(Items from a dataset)
________________________________________

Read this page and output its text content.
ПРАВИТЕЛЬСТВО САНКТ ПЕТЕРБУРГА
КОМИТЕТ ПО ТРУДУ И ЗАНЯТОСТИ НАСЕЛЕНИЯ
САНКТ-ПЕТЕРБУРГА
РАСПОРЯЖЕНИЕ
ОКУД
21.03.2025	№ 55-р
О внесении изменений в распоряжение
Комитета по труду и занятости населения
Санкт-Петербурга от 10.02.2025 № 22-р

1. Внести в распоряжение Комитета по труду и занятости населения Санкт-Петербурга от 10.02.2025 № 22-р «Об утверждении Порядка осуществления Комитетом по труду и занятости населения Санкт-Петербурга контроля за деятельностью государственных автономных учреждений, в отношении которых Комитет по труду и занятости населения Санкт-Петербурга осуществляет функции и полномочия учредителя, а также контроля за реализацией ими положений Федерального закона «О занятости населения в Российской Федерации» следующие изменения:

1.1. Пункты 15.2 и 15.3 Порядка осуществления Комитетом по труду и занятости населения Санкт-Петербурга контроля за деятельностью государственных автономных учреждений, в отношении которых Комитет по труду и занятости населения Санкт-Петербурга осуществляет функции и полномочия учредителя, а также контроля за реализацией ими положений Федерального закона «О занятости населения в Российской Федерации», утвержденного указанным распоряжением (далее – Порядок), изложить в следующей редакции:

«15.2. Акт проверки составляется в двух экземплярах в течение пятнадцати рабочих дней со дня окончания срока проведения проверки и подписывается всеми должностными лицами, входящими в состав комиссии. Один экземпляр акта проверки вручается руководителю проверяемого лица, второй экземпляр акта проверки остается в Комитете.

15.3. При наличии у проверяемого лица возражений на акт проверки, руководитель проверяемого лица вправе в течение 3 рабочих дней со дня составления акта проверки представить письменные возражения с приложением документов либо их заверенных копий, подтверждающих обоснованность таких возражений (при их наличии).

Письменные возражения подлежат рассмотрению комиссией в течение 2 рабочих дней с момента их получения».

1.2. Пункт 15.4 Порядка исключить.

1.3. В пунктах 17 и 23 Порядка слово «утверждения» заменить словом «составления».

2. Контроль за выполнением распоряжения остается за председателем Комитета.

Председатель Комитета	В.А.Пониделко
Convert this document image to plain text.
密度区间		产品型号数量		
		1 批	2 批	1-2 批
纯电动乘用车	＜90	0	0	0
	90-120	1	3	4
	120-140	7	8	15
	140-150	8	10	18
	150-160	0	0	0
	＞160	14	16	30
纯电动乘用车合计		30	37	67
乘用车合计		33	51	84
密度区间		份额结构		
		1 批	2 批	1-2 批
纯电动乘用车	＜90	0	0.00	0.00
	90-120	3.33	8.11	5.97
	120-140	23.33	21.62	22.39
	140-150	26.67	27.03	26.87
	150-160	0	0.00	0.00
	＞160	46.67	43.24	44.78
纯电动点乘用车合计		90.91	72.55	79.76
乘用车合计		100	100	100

________________________________________

● **PROBLEM TO SOLVE**: All of the data must be returned exactly.

● **SOLUTION**:
Read this page and output its text content.
ПРАВИТЕЛЬСТВО САНКТ ПЕТЕРБУРГА
КОМИТЕТ ПО ТРУДУ И ЗАНЯТОСТИ НАСЕЛЕНИЯ
САНКТ-ПЕТЕРБУРГА
РАСПОРЯЖЕНИЕ
ОКУД
21.03.2025	№ 55-р
О внесении изменений в распоряжение
Комитета по труду и занятости населения
Санкт-Петербурга от 10.02.2025 № 22-р

1. Внести в распоряжение Комитета по труду и занятости населения Санкт-Петербурга от 10.02.2025 № 22-р «Об утверждении Порядка осуществления Комитетом по труду и занятости населения Санкт-Петербурга контроля за деятельностью государственных автономных учреждений, в отношении которых Комитет по труду и занятости населения Санкт-Петербурга осуществляет функции и полномочия учредителя, а также контроля за реализацией ими положений Федерального закона «О занятости населения в Российской Федерации» следующие изменения:

1.1. Пункты 15.2 и 15.3 Порядка осуществления Комитетом по труду и занятости населения Санкт-Петербурга контроля за деятельностью государственных автономных учреждений, в отношении которых Комитет по труду и занятости населения Санкт-Петербурга осуществляет функции и полномочия учредителя, а также контроля за реализацией ими положений Федерального закона «О занятости населения в Российской Федерации», утвержденного указанным распоряжением (далее – Порядок), изложить в следующей редакции:

«15.2. Акт проверки составляется в двух экземплярах в течение пятнадцати рабочих дней со дня окончания срока проведения проверки и подписывается всеми должностными лицами, входящими в состав комиссии. Один экземпляр акта проверки вручается руководителю проверяемого лица, второй экземпляр акта проверки остается в Комитете.

15.3. При наличии у проверяемого лица возражений на акт проверки, руководитель проверяемого лица вправе в течение 3 рабочих дней со дня составления акта проверки представить письменные возражения с приложением документов либо их заверенных копий, подтверждающих обоснованность таких возражений (при их наличии).

Письменные возражения подлежат рассмотрению комиссией в течение 2 рабочих дней с момента их получения».

1.2. Пункт 15.4 Порядка исключить.

1.3. В пунктах 17 и 23 Порядка слово «утверждения» заменить словом «составления».

2. Контроль за выполнением распоряжения остается за председателем Комитета.

Председатель Комитета	В.А.Пониделко
Convert this document image to plain text.
密度区间		产品型号数量		
		1 批	2 批	1-2 批
纯电动乘用车	＜90	0	0	0
	90-120	1	3	4
	120-140	7	8	15
	140-150	8	10	18
	150-160	0	0	0
	＞160	14	16	30
纯电动乘用车合计		30	37	67
乘用车合计		33	51	84
密度区间		份额结构		
		1 批	2 批	1-2 批
纯电动乘用车	＜90	0	0.00	0.00
	90-120	3.33	8.11	5.97
	120-140	23.33	21.62	22.39
	140-150	26.67	27.03	26.87
	150-160	0	0.00	0.00
	＞160	46.67	43.24	44.78
纯电动点乘用车合计		90.91	72.55	79.76
乘用车合计		100	100	100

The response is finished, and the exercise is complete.